Source data:
* BEGIN *

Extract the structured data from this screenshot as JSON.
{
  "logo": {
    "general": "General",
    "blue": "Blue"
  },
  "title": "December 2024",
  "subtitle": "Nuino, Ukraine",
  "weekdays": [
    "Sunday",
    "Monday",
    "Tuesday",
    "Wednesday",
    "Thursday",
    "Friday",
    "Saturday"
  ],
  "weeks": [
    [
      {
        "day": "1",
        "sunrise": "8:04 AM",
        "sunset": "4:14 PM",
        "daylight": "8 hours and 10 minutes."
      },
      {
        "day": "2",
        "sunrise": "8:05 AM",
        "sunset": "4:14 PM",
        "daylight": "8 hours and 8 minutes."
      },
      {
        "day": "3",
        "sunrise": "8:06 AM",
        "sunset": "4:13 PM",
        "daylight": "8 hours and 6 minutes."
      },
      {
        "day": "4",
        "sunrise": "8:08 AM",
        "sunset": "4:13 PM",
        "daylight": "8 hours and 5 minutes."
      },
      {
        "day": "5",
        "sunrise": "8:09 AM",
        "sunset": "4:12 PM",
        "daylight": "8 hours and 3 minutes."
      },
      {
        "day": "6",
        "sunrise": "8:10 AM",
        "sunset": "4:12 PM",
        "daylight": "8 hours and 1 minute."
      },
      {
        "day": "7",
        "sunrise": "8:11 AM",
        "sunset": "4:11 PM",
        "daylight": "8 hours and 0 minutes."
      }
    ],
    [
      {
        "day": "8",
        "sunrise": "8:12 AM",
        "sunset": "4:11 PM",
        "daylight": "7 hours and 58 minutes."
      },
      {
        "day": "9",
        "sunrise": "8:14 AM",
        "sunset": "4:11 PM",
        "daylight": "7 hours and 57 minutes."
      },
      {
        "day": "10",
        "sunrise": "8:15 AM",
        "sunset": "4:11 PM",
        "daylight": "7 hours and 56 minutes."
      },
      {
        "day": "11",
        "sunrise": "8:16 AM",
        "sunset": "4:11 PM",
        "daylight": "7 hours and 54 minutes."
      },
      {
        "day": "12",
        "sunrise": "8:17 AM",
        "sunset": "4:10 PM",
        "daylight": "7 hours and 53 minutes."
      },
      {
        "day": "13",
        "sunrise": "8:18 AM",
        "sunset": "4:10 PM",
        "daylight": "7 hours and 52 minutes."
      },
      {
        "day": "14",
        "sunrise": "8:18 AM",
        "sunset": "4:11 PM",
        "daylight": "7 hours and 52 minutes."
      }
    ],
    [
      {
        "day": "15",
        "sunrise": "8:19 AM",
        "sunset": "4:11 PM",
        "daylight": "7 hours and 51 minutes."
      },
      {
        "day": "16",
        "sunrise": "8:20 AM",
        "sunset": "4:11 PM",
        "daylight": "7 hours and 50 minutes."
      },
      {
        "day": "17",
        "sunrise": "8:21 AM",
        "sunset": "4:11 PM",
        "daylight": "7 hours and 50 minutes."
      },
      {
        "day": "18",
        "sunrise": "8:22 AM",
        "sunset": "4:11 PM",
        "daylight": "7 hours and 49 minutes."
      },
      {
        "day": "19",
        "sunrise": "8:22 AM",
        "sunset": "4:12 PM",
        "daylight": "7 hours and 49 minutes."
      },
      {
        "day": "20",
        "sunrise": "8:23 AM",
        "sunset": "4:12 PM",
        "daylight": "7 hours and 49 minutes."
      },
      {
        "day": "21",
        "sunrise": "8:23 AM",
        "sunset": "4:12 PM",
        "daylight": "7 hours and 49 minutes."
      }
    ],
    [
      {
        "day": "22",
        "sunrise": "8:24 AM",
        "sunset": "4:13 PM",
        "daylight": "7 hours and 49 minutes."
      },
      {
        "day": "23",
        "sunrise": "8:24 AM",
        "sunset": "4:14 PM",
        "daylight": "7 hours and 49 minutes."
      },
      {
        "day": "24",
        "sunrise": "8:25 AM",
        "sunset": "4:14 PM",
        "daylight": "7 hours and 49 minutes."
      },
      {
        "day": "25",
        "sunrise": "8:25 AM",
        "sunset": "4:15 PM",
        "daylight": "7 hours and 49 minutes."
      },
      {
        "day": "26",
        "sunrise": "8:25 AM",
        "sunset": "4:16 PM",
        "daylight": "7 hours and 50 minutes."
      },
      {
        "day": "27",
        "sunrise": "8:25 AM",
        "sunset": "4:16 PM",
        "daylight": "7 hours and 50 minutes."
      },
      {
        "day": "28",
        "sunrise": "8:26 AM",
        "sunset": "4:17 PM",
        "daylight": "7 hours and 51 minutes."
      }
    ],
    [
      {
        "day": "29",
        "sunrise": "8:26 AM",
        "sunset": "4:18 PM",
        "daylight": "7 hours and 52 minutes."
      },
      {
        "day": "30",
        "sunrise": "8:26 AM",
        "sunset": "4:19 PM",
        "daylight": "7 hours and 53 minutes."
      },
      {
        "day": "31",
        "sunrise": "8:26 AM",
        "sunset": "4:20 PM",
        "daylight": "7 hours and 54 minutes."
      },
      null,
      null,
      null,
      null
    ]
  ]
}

* END *

Quote every record above exactly.

Answer below:
Extract the structured data from this screenshot as JSON.
{
  "logo": {
    "general": "General",
    "blue": "Blue"
  },
  "title": "December 2024",
  "subtitle": "Nuino, Ukraine",
  "weekdays": [
    "Sunday",
    "Monday",
    "Tuesday",
    "Wednesday",
    "Thursday",
    "Friday",
    "Saturday"
  ],
  "weeks": [
    [
      {
        "day": "1",
        "sunrise": "8:04 AM",
        "sunset": "4:14 PM",
        "daylight": "8 hours and 10 minutes."
      },
      {
        "day": "2",
        "sunrise": "8:05 AM",
        "sunset": "4:14 PM",
        "daylight": "8 hours and 8 minutes."
      },
      {
        "day": "3",
        "sunrise": "8:06 AM",
        "sunset": "4:13 PM",
        "daylight": "8 hours and 6 minutes."
      },
      {
        "day": "4",
        "sunrise": "8:08 AM",
        "sunset": "4:13 PM",
        "daylight": "8 hours and 5 minutes."
      },
      {
        "day": "5",
        "sunrise": "8:09 AM",
        "sunset": "4:12 PM",
        "daylight": "8 hours and 3 minutes."
      },
      {
        "day": "6",
        "sunrise": "8:10 AM",
        "sunset": "4:12 PM",
        "daylight": "8 hours and 1 minute."
      },
      {
        "day": "7",
        "sunrise": "8:11 AM",
        "sunset": "4:11 PM",
        "daylight": "8 hours and 0 minutes."
      }
    ],
    [
      {
        "day": "8",
        "sunrise": "8:12 AM",
        "sunset": "4:11 PM",
        "daylight": "7 hours and 58 minutes."
      },
      {
        "day": "9",
        "sunrise": "8:14 AM",
        "sunset": "4:11 PM",
        "daylight": "7 hours and 57 minutes."
      },
      {
        "day": "10",
        "sunrise": "8:15 AM",
        "sunset": "4:11 PM",
        "daylight": "7 hours and 56 minutes."
      },
      {
        "day": "11",
        "sunrise": "8:16 AM",
        "sunset": "4:11 PM",
        "daylight": "7 hours and 54 minutes."
      },
      {
        "day": "12",
        "sunrise": "8:17 AM",
        "sunset": "4:10 PM",
        "daylight": "7 hours and 53 minutes."
      },
      {
        "day": "13",
        "sunrise": "8:18 AM",
        "sunset": "4:10 PM",
        "daylight": "7 hours and 52 minutes."
      },
      {
        "day": "14",
        "sunrise": "8:18 AM",
        "sunset": "4:11 PM",
        "daylight": "7 hours and 52 minutes."
      }
    ],
    [
      {
        "day": "15",
        "sunrise": "8:19 AM",
        "sunset": "4:11 PM",
        "daylight": "7 hours and 51 minutes."
      },
      {
        "day": "16",
        "sunrise": "8:20 AM",
        "sunset": "4:11 PM",
        "daylight": "7 hours and 50 minutes."
      },
      {
        "day": "17",
        "sunrise": "8:21 AM",
        "sunset": "4:11 PM",
        "daylight": "7 hours and 50 minutes."
      },
      {
        "day": "18",
        "sunrise": "8:22 AM",
        "sunset": "4:11 PM",
        "daylight": "7 hours and 49 minutes."
      },
      {
        "day": "19",
        "sunrise": "8:22 AM",
        "sunset": "4:12 PM",
        "daylight": "7 hours and 49 minutes."
      },
      {
        "day": "20",
        "sunrise": "8:23 AM",
        "sunset": "4:12 PM",
        "daylight": "7 hours and 49 minutes."
      },
      {
        "day": "21",
        "sunrise": "8:23 AM",
        "sunset": "4:12 PM",
        "daylight": "7 hours and 49 minutes."
      }
    ],
    [
      {
        "day": "22",
        "sunrise": "8:24 AM",
        "sunset": "4:13 PM",
        "daylight": "7 hours and 49 minutes."
      },
      {
        "day": "23",
        "sunrise": "8:24 AM",
        "sunset": "4:14 PM",
        "daylight": "7 hours and 49 minutes."
      },
      {
        "day": "24",
        "sunrise": "8:25 AM",
        "sunset": "4:14 PM",
        "daylight": "7 hours and 49 minutes."
      },
      {
        "day": "25",
        "sunrise": "8:25 AM",
        "sunset": "4:15 PM",
        "daylight": "7 hours and 49 minutes."
      },
      {
        "day": "26",
        "sunrise": "8:25 AM",
        "sunset": "4:16 PM",
        "daylight": "7 hours and 50 minutes."
      },
      {
        "day": "27",
        "sunrise": "8:25 AM",
        "sunset": "4:16 PM",
        "daylight": "7 hours and 50 minutes."
      },
      {
        "day": "28",
        "sunrise": "8:26 AM",
        "sunset": "4:17 PM",
        "daylight": "7 hours and 51 minutes."
      }
    ],
    [
      {
        "day": "29",
        "sunrise": "8:26 AM",
        "sunset": "4:18 PM",
        "daylight": "7 hours and 52 minutes."
      },
      {
        "day": "30",
        "sunrise": "8:26 AM",
        "sunset": "4:19 PM",
        "daylight": "7 hours and 53 minutes."
      },
      {
        "day": "31",
        "sunrise": "8:26 AM",
        "sunset": "4:20 PM",
        "daylight": "7 hours and 54 minutes."
      },
      null,
      null,
      null,
      null
    ]
  ]
}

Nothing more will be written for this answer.